Can you convert the lines from the one containing "stat-box-2025: 2025年市场规模 1,813" through the one containing "chart-x-tick-label: 2021 —", both included, into a Markdown table with a numbered Row column and a Line column, leaving out any blank lines?

##### MATERIAL FOR THE TASK #####

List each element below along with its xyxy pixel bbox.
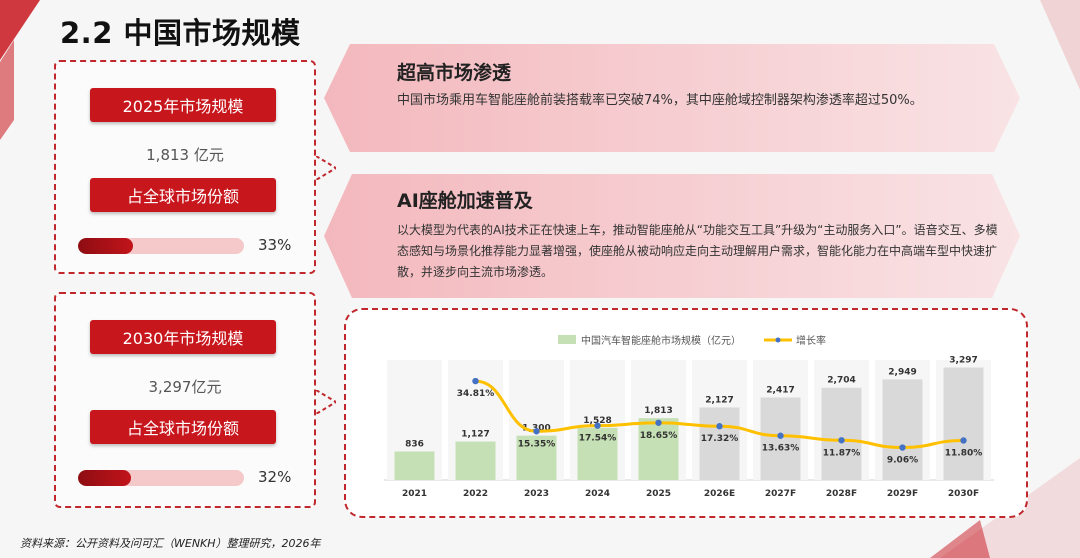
stat-box-2025: 2025年市场规模 1,813 亿元 占全球市场份额 33% — [54, 60, 336, 274]
chart-bar — [821, 387, 862, 480]
chart-growth-label: 13.63% — [762, 444, 800, 454]
chart-growth-label: 11.80% — [945, 448, 983, 458]
market-size-chart: 中国汽车智能座舱市场规模（亿元） 增长率 8361,1271,3001,5281… — [344, 308, 1028, 518]
callout-pointer — [316, 156, 336, 180]
banner-market-penetration: 超高市场渗透 中国市场乘用车智能座舱前装搭载率已突破74%，其中座舱域控制器架构… — [322, 44, 1022, 152]
banner-title: AI座舱加速普及 — [397, 190, 533, 212]
chart-legend: 中国汽车智能座舱市场规模（亿元） 增长率 — [558, 334, 826, 347]
chart-x-tick-label: 2022 — [463, 489, 488, 499]
chart-bar — [577, 427, 618, 480]
chart-growth-point — [594, 422, 601, 429]
chart-x-tick-label: 2025 — [646, 489, 671, 499]
banner-shape — [324, 174, 1020, 298]
chart-growth-label: 17.32% — [701, 434, 739, 444]
chart-x-tick-label: 2024 — [585, 489, 610, 499]
market-size-2030-value: 3,297亿元 — [148, 378, 222, 396]
legend-marker-growth-rate — [775, 337, 781, 343]
chart-bar-value-label: 1,813 — [644, 406, 672, 416]
market-size-2030-label: 2030年市场规模 — [90, 320, 276, 354]
chart-growth-label: 9.06% — [887, 456, 918, 466]
chart-x-tick-label: 2021 — [402, 489, 427, 499]
banner-title: 超高市场渗透 — [397, 62, 512, 84]
source-note: 资料来源：公开资料及问可汇（WENKH）整理研究，2026年 — [20, 537, 321, 550]
market-size-2025-value: 1,813 亿元 — [146, 146, 224, 164]
chart-growth-point — [777, 432, 784, 439]
chart-bar-value-label: 2,127 — [705, 395, 733, 405]
chart-bar-value-label: 1,127 — [461, 430, 489, 440]
chart-x-tick-label: 2023 — [524, 489, 549, 499]
legend-swatch-market-size — [558, 335, 576, 344]
global-share-2030-bar — [78, 470, 244, 486]
chart-growth-label: 15.35% — [518, 439, 556, 449]
chart-growth-label: 11.87% — [823, 448, 861, 458]
chart-growth-point — [899, 444, 906, 451]
chart-bar — [699, 407, 740, 480]
legend-label-growth-rate: 增长率 — [796, 334, 826, 347]
chart-growth-point — [472, 377, 479, 385]
global-share-2025-bar-fill — [78, 238, 133, 254]
chart-x-tick-label: 2029F — [887, 489, 918, 499]
market-size-2025-label: 2025年市场规模 — [90, 88, 276, 122]
page-title: 2.2 中国市场规模 — [60, 16, 301, 50]
chart-canvas: 中国汽车智能座舱市场规模（亿元） 增长率 8361,1271,3001,5281… — [384, 334, 994, 499]
global-share-2030-bar-fill — [78, 470, 132, 486]
chart-bar-value-label: 1,528 — [583, 416, 611, 426]
chart-bar — [455, 441, 496, 480]
chart-x-tick-label: 2026E — [704, 489, 735, 499]
chart-growth-label: 18.65% — [640, 431, 678, 441]
chart-growth-label: 17.54% — [579, 434, 617, 444]
legend-label-market-size: 中国汽车智能座舱市场规模（亿元） — [581, 334, 741, 347]
banner-text: 以大模型为代表的AI技术正在快速上车，推动智能座舱从“功能交互工具”升级为“主动… — [397, 223, 998, 279]
chart-growth-point — [655, 419, 662, 426]
chart-growth-point — [960, 437, 967, 444]
banner-text: 中国市场乘用车智能座舱前装搭载率已突破74%，其中座舱域控制器架构渗透率超过50… — [397, 93, 923, 108]
chart-bar — [394, 451, 435, 480]
callout-pointer — [316, 390, 336, 414]
banner-ai-cockpit: AI座舱加速普及 以大模型为代表的AI技术正在快速上车，推动智能座舱从“功能交互… — [322, 174, 1022, 298]
global-share-2025-bar — [78, 238, 244, 254]
chart-x-tick-label: 2028F — [826, 489, 857, 499]
global-share-2025-value: 33% — [258, 236, 292, 254]
chart-bar-value-label: 836 — [405, 439, 424, 449]
chart-x-tick-label: 2030F — [948, 489, 979, 499]
chart-bar-value-label: 2,417 — [766, 386, 794, 396]
global-share-2025-label: 占全球市场份额 — [90, 178, 276, 212]
chart-growth-label: 34.81% — [457, 389, 495, 399]
chart-bar — [638, 418, 679, 480]
chart-x-tick-label: 2027F — [765, 489, 796, 499]
stat-box-2030: 2030年市场规模 3,297亿元 占全球市场份额 32% — [54, 292, 336, 508]
global-share-2030-label: 占全球市场份额 — [90, 410, 276, 444]
chart-bar — [882, 379, 923, 480]
chart-bar — [516, 435, 557, 480]
chart-growth-point — [716, 423, 723, 430]
chart-bar-value-label: 3,297 — [949, 356, 977, 366]
global-share-2030-value: 32% — [258, 468, 292, 486]
banner-shape — [324, 44, 1020, 152]
chart-bar-value-label: 2,704 — [827, 376, 855, 386]
chart-growth-point — [533, 428, 540, 435]
chart-bar — [943, 367, 984, 480]
chart-bar-value-label: 2,949 — [888, 367, 916, 377]
chart-growth-point — [838, 437, 845, 444]
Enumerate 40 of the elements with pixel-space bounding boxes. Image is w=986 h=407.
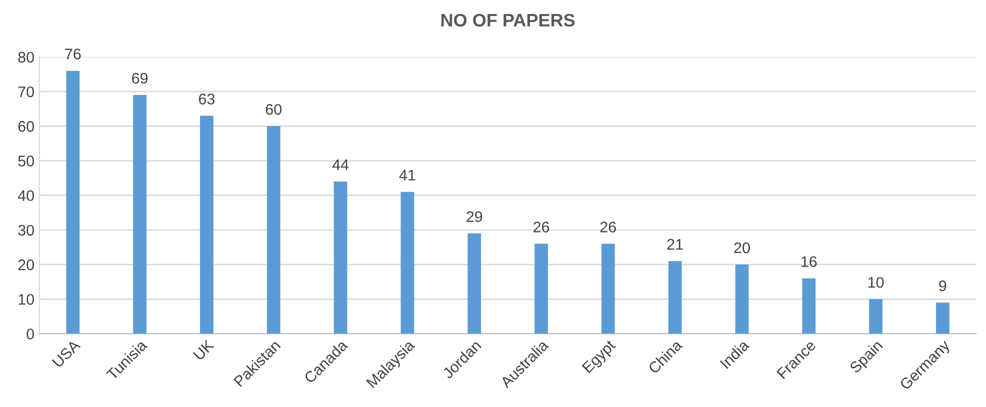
bar (400, 192, 414, 334)
bar (200, 116, 214, 334)
x-tick-label: UK (192, 339, 215, 361)
bar (936, 302, 950, 334)
data-label: 26 (600, 222, 616, 232)
y-tick-label: 60 (18, 121, 34, 132)
data-label: 10 (868, 276, 884, 288)
bar (601, 244, 615, 334)
bar (668, 261, 682, 334)
y-tick-label: 40 (18, 190, 34, 202)
bar (133, 95, 146, 334)
chart-title: NO OF PAPERS (441, 14, 575, 27)
data-label: 69 (132, 72, 148, 84)
data-label: 21 (667, 238, 683, 250)
data-label: 29 (466, 211, 482, 222)
data-label: 26 (534, 222, 550, 232)
data-label: 20 (734, 242, 750, 254)
y-tick-label: 0 (26, 328, 34, 340)
data-label: 41 (399, 170, 416, 180)
data-label: 16 (802, 256, 817, 268)
bar (66, 70, 80, 334)
y-tick-label: 70 (18, 86, 34, 98)
y-tick-label: 50 (18, 156, 34, 166)
y-tick-label: 30 (18, 224, 34, 236)
data-label: 44 (332, 160, 349, 170)
bar (468, 233, 482, 334)
data-label: 9 (939, 280, 946, 292)
bar (802, 278, 816, 334)
bar (735, 264, 749, 334)
x-tick-label: USA (52, 338, 81, 368)
data-label: 63 (198, 94, 215, 104)
bar (334, 182, 348, 334)
data-label: 76 (65, 48, 81, 60)
bar (266, 126, 280, 334)
bar (869, 299, 882, 334)
y-tick-label: 20 (18, 259, 34, 270)
y-tick-label: 10 (18, 294, 34, 305)
data-label: 60 (266, 104, 282, 115)
y-tick-label: 80 (18, 52, 34, 63)
bar (534, 244, 548, 334)
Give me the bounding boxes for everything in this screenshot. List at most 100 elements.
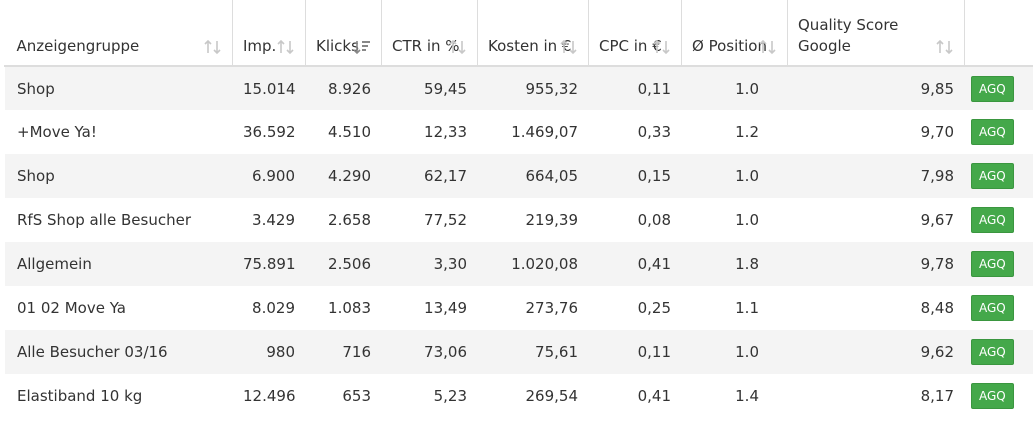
cell-imp: 12.496 <box>243 387 296 405</box>
cell-position: 1.0 <box>735 211 759 229</box>
cell-cpc: 0,15 <box>588 154 682 198</box>
column-header-klicks[interactable]: Klicks <box>305 0 382 67</box>
column-header-label: CPC in € <box>599 37 662 55</box>
cell-ctr: 77,52 <box>424 211 467 229</box>
cell-actions: AGQ <box>965 110 1033 154</box>
cell-actions: AGQ <box>964 66 1033 110</box>
cell-position: 1.2 <box>735 123 759 141</box>
cell-cpc: 0,11 <box>588 66 682 110</box>
agq-button[interactable]: AGQ <box>971 251 1014 277</box>
cell-anzeigengruppe: Alle Besucher 03/16 <box>4 330 233 374</box>
cell-quality-score: 9,67 <box>920 211 954 229</box>
cell-ctr: 12,33 <box>424 123 467 141</box>
column-header-kosten[interactable]: Kosten in € <box>477 0 589 67</box>
cell-imp: 15.014 <box>232 66 306 110</box>
cell-ctr: 73,06 <box>381 330 478 374</box>
agq-button[interactable]: AGQ <box>971 119 1014 145</box>
agq-button[interactable]: AGQ <box>971 163 1014 189</box>
agq-button[interactable]: AGQ <box>971 75 1014 102</box>
agq-button[interactable]: AGQ <box>971 383 1014 409</box>
cell-kosten: 1.469,07 <box>511 123 578 141</box>
column-header-actions <box>964 0 1033 67</box>
table-body: Shop 15.014 8.926 59,45 955,32 0,11 1.0 9,85 AGQ… <box>4 66 1033 418</box>
column-header-label: CTR in % <box>392 37 460 55</box>
agq-button[interactable]: AGQ <box>971 339 1014 365</box>
table-row: Allgemein 75.891 2.506 3,30 1.020,08 0,41 1.8 9… <box>4 242 1033 286</box>
column-header-label: Imp. <box>243 37 277 55</box>
table-row: 01 02 Move Ya 8.029 1.083 13,49 273,76 0,25 1.… <box>5 286 1033 330</box>
cell-kosten: 955,32 <box>477 66 589 110</box>
cell-quality-score: 9,70 <box>920 123 954 141</box>
agq-button[interactable]: AGQ <box>971 207 1014 233</box>
cell-anzeigengruppe: 01 02 Move Ya <box>17 299 126 317</box>
column-header-imp[interactable]: Imp. <box>232 0 306 67</box>
column-header-label: Ø Position <box>692 37 767 55</box>
column-header-cpc[interactable]: CPC in € <box>588 0 682 67</box>
sort-icon[interactable] <box>759 39 777 55</box>
agq-button[interactable]: AGQ <box>971 295 1014 321</box>
cell-position: 1.1 <box>735 299 759 317</box>
cell-actions: AGQ <box>965 374 1033 418</box>
cell-actions: AGQ <box>965 198 1033 242</box>
cell-actions: AGQ <box>964 242 1033 286</box>
cell-imp: 3.429 <box>252 211 295 229</box>
cell-imp: 36.592 <box>243 123 296 141</box>
cell-klicks: 2.658 <box>328 211 371 229</box>
cell-anzeigengruppe: Elastiband 10 kg <box>17 387 143 405</box>
column-header-quality-score[interactable]: Quality Score Google <box>787 0 965 67</box>
cell-kosten: 1.020,08 <box>477 242 589 286</box>
cell-anzeigengruppe: Shop <box>4 66 233 110</box>
cell-klicks: 1.083 <box>328 299 371 317</box>
sort-icon[interactable] <box>449 39 467 55</box>
cell-anzeigengruppe: +Move Ya! <box>17 123 97 141</box>
table-row: Alle Besucher 03/16 980 716 73,06 75,61 0,11 1… <box>4 330 1033 374</box>
cell-actions: AGQ <box>964 154 1033 198</box>
cell-klicks: 2.506 <box>305 242 382 286</box>
cell-klicks: 653 <box>342 387 371 405</box>
cell-imp: 8.029 <box>252 299 295 317</box>
adgroup-table: Anzeigengruppe Imp. Klicks CTR in % Kosten i… <box>4 0 1033 418</box>
cell-anzeigengruppe: Shop <box>4 154 233 198</box>
column-header-position[interactable]: Ø Position <box>681 0 788 67</box>
cell-position: 1.8 <box>681 242 788 286</box>
cell-position: 1.0 <box>681 330 788 374</box>
cell-kosten: 269,54 <box>525 387 579 405</box>
cell-kosten: 273,76 <box>525 299 579 317</box>
sort-icon[interactable] <box>204 39 222 55</box>
sort-icon[interactable] <box>936 39 954 55</box>
cell-ctr: 62,17 <box>381 154 478 198</box>
cell-quality-score: 9,85 <box>787 66 965 110</box>
table-header-row: Anzeigengruppe Imp. Klicks CTR in % Kosten i… <box>4 0 1033 67</box>
column-header-label: Quality Score Google <box>798 16 899 55</box>
sort-icon[interactable] <box>653 39 671 55</box>
sort-desc-icon[interactable] <box>353 39 371 55</box>
table-row: RfS Shop alle Besucher 3.429 2.658 77,52 219… <box>5 198 1033 242</box>
cell-quality-score: 9,62 <box>787 330 965 374</box>
column-header-anzeigengruppe[interactable]: Anzeigengruppe <box>4 0 233 67</box>
cell-quality-score: 8,17 <box>920 387 954 405</box>
cell-cpc: 0,41 <box>637 387 671 405</box>
cell-ctr: 3,30 <box>381 242 478 286</box>
cell-position: 1.0 <box>681 66 788 110</box>
cell-actions: AGQ <box>964 330 1033 374</box>
cell-klicks: 8.926 <box>305 66 382 110</box>
table-row: +Move Ya! 36.592 4.510 12,33 1.469,07 0,33 1.2… <box>5 110 1033 154</box>
cell-klicks: 4.290 <box>305 154 382 198</box>
cell-cpc: 0,08 <box>637 211 671 229</box>
cell-anzeigengruppe: Allgemein <box>4 242 233 286</box>
sort-icon[interactable] <box>277 39 295 55</box>
table-row: Shop 15.014 8.926 59,45 955,32 0,11 1.0 9,85 AGQ <box>4 66 1033 110</box>
cell-actions: AGQ <box>965 286 1033 330</box>
cell-ctr: 13,49 <box>424 299 467 317</box>
column-header-ctr[interactable]: CTR in % <box>381 0 478 67</box>
column-header-label: Klicks <box>316 37 359 55</box>
sort-icon[interactable] <box>560 39 578 55</box>
cell-ctr: 59,45 <box>381 66 478 110</box>
cell-position: 1.0 <box>681 154 788 198</box>
cell-cpc: 0,33 <box>637 123 671 141</box>
cell-klicks: 4.510 <box>328 123 371 141</box>
cell-kosten: 75,61 <box>477 330 589 374</box>
table-row: Shop 6.900 4.290 62,17 664,05 0,15 1.0 7,98 AGQ <box>4 154 1033 198</box>
cell-kosten: 219,39 <box>525 211 579 229</box>
cell-quality-score: 8,48 <box>920 299 954 317</box>
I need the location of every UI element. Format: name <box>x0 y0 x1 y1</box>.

#####

### ANSWER IN FULL
| Row | Line |
|---|---|
| 1 | stat-box-2025: 2025年市场规模 1,813 亿元 占全球市场份额 33% — [54, 60, 336, 274] |
| 2 | chart-bar — [821, 387, 862, 480] |
| 3 | chart-growth-label: 13.63% — [762, 444, 800, 454] |
| 4 | chart-growth-label: 11.80% — [945, 448, 983, 458] |
| 5 | market-size-chart: 中国汽车智能座舱市场规模（亿元） 增长率 8361,1271,3001,5281… — [344, 308, 1028, 518] |
| 6 | callout-pointer — [316, 156, 336, 180] |
| 7 | banner-market-penetration: 超高市场渗透 中国市场乘用车智能座舱前装搭载率已突破74%，其中座舱域控制器架构… — [322, 44, 1022, 152] |
| 8 | banner-title: AI座舱加速普及 — [397, 190, 533, 212] |
| 9 | chart-legend: 中国汽车智能座舱市场规模（亿元） 增长率 — [558, 334, 826, 347] |
| 10 | chart-x-tick-label: 2022 — [463, 489, 488, 499] |
| 11 | chart-bar — [577, 427, 618, 480] |
| 12 | chart-growth-point — [594, 422, 601, 429] |
| 13 | chart-x-tick-label: 2025 — [646, 489, 671, 499] |
| 14 | banner-shape — [324, 174, 1020, 298] |
| 15 | chart-growth-label: 17.32% — [701, 434, 739, 444] |
| 16 | chart-x-tick-label: 2024 — [585, 489, 610, 499] |
| 17 | market-size-2030-value: 3,297亿元 — [148, 378, 222, 396] |
| 18 | legend-marker-growth-rate — [775, 337, 781, 343] |
| 19 | chart-bar-value-label: 1,813 — [644, 406, 672, 416] |
| 20 | market-size-2030-label: 2030年市场规模 — [90, 320, 276, 354] |
| 21 | chart-growth-label: 9.06% — [887, 456, 918, 466] |
| 22 | chart-x-tick-label: 2021 — [402, 489, 427, 499] |